=== WRITTEN REQUEST ===
Reproduce the data in its entirety, exactly as supplied.

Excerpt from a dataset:
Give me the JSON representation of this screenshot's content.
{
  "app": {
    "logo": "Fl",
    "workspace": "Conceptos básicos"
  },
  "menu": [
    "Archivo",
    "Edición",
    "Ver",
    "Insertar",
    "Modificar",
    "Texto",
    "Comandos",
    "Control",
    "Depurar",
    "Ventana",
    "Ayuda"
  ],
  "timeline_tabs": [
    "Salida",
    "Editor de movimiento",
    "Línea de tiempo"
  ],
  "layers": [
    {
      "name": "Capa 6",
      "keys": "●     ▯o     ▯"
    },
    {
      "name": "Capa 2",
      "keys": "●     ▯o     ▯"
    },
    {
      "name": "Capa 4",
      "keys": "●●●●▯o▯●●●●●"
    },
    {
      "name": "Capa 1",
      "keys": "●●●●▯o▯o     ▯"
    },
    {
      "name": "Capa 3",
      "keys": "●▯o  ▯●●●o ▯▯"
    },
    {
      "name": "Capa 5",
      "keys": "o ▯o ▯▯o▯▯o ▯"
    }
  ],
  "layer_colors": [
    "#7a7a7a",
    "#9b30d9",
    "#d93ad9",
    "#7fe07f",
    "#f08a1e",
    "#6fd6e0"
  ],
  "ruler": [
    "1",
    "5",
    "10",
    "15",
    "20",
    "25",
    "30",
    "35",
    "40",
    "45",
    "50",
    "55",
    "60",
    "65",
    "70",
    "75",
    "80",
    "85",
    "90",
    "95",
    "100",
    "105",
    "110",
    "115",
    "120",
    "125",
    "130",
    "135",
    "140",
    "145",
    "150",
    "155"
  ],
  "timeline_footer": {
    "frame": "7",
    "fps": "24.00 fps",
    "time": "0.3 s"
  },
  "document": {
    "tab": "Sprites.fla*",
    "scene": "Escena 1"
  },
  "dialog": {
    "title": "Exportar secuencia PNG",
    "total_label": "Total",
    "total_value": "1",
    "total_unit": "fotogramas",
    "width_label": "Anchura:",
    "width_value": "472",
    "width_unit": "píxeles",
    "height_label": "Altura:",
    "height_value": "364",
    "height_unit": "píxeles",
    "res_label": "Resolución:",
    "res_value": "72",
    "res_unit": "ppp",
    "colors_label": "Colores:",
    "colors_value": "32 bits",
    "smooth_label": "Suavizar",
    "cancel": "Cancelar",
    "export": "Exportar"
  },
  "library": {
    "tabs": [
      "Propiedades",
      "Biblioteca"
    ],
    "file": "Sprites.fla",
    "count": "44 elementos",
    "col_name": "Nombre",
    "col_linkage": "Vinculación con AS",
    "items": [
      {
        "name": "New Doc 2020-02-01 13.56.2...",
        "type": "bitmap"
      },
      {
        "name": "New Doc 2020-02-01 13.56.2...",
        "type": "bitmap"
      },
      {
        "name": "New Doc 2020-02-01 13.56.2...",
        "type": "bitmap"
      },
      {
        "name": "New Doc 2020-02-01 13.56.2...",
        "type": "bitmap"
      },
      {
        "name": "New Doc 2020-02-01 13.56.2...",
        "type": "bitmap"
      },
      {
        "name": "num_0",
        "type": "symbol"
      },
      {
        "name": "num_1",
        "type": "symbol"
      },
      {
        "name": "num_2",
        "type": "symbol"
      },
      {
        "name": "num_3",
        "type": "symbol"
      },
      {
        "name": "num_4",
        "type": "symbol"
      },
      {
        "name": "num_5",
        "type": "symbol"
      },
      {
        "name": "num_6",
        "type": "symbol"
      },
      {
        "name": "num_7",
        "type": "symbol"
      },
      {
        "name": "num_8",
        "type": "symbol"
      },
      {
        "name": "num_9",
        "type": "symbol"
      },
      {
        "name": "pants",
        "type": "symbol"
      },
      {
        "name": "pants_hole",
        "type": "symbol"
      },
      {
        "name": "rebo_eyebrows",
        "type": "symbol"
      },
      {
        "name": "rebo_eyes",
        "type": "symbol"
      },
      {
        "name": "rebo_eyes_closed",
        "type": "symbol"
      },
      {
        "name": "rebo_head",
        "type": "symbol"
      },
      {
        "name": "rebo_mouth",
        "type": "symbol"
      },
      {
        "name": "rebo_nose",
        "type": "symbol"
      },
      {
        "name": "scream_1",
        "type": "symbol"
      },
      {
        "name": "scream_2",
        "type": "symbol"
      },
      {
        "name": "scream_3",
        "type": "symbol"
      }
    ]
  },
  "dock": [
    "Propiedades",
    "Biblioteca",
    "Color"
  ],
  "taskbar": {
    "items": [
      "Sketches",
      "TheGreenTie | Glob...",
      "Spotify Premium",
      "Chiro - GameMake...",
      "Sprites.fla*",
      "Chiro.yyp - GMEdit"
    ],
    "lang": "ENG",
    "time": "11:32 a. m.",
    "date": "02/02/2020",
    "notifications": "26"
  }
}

=== COMPLETED EXERCISE ===
Give me the JSON representation of this screenshot's content.
{
  "app": {
    "logo": "Fl",
    "workspace": "Conceptos básicos"
  },
  "menu": [
    "Archivo",
    "Edición",
    "Ver",
    "Insertar",
    "Modificar",
    "Texto",
    "Comandos",
    "Control",
    "Depurar",
    "Ventana",
    "Ayuda"
  ],
  "timeline_tabs": [
    "Salida",
    "Editor de movimiento",
    "Línea de tiempo"
  ],
  "layers": [
    {
      "name": "Capa 6",
      "keys": "●     ▯o     ▯"
    },
    {
      "name": "Capa 2",
      "keys": "●     ▯o     ▯"
    },
    {
      "name": "Capa 4",
      "keys": "●●●●▯o▯●●●●●"
    },
    {
      "name": "Capa 1",
      "keys": "●●●●▯o▯o     ▯"
    },
    {
      "name": "Capa 3",
      "keys": "●▯o  ▯●●●o ▯▯"
    },
    {
      "name": "Capa 5",
      "keys": "o ▯o ▯▯o▯▯o ▯"
    }
  ],
  "layer_colors": [
    "#7a7a7a",
    "#9b30d9",
    "#d93ad9",
    "#7fe07f",
    "#f08a1e",
    "#6fd6e0"
  ],
  "ruler": [
    "1",
    "5",
    "10",
    "15",
    "20",
    "25",
    "30",
    "35",
    "40",
    "45",
    "50",
    "55",
    "60",
    "65",
    "70",
    "75",
    "80",
    "85",
    "90",
    "95",
    "100",
    "105",
    "110",
    "115",
    "120",
    "125",
    "130",
    "135",
    "140",
    "145",
    "150",
    "155"
  ],
  "timeline_footer": {
    "frame": "7",
    "fps": "24.00 fps",
    "time": "0.3 s"
  },
  "document": {
    "tab": "Sprites.fla*",
    "scene": "Escena 1"
  },
  "dialog": {
    "title": "Exportar secuencia PNG",
    "total_label": "Total",
    "total_value": "1",
    "total_unit": "fotogramas",
    "width_label": "Anchura:",
    "width_value": "472",
    "width_unit": "píxeles",
    "height_label": "Altura:",
    "height_value": "364",
    "height_unit": "píxeles",
    "res_label": "Resolución:",
    "res_value": "72",
    "res_unit": "ppp",
    "colors_label": "Colores:",
    "colors_value": "32 bits",
    "smooth_label": "Suavizar",
    "cancel": "Cancelar",
    "export": "Exportar"
  },
  "library": {
    "tabs": [
      "Propiedades",
      "Biblioteca"
    ],
    "file": "Sprites.fla",
    "count": "44 elementos",
    "col_name": "Nombre",
    "col_linkage": "Vinculación con AS",
    "items": [
      {
        "name": "New Doc 2020-02-01 13.56.2...",
        "type": "bitmap"
      },
      {
        "name": "New Doc 2020-02-01 13.56.2...",
        "type": "bitmap"
      },
      {
        "name": "New Doc 2020-02-01 13.56.2...",
        "type": "bitmap"
      },
      {
        "name": "New Doc 2020-02-01 13.56.2...",
        "type": "bitmap"
      },
      {
        "name": "New Doc 2020-02-01 13.56.2...",
        "type": "bitmap"
      },
      {
        "name": "num_0",
        "type": "symbol"
      },
      {
        "name": "num_1",
        "type": "symbol"
      },
      {
        "name": "num_2",
        "type": "symbol"
      },
      {
        "name": "num_3",
        "type": "symbol"
      },
      {
        "name": "num_4",
        "type": "symbol"
      },
      {
        "name": "num_5",
        "type": "symbol"
      },
      {
        "name": "num_6",
        "type": "symbol"
      },
      {
        "name": "num_7",
        "type": "symbol"
      },
      {
        "name": "num_8",
        "type": "symbol"
      },
      {
        "name": "num_9",
        "type": "symbol"
      },
      {
        "name": "pants",
        "type": "symbol"
      },
      {
        "name": "pants_hole",
        "type": "symbol"
      },
      {
        "name": "rebo_eyebrows",
        "type": "symbol"
      },
      {
        "name": "rebo_eyes",
        "type": "symbol"
      },
      {
        "name": "rebo_eyes_closed",
        "type": "symbol"
      },
      {
        "name": "rebo_head",
        "type": "symbol"
      },
      {
        "name": "rebo_mouth",
        "type": "symbol"
      },
      {
        "name": "rebo_nose",
        "type": "symbol"
      },
      {
        "name": "scream_1",
        "type": "symbol"
      },
      {
        "name": "scream_2",
        "type": "symbol"
      },
      {
        "name": "scream_3",
        "type": "symbol"
      }
    ]
  },
  "dock": [
    "Propiedades",
    "Biblioteca",
    "Color"
  ],
  "taskbar": {
    "items": [
      "Sketches",
      "TheGreenTie | Glob...",
      "Spotify Premium",
      "Chiro - GameMake...",
      "Sprites.fla*",
      "Chiro.yyp - GMEdit"
    ],
    "lang": "ENG",
    "time": "11:32 a. m.",
    "date": "02/02/2020",
    "notifications": "26"
  }
}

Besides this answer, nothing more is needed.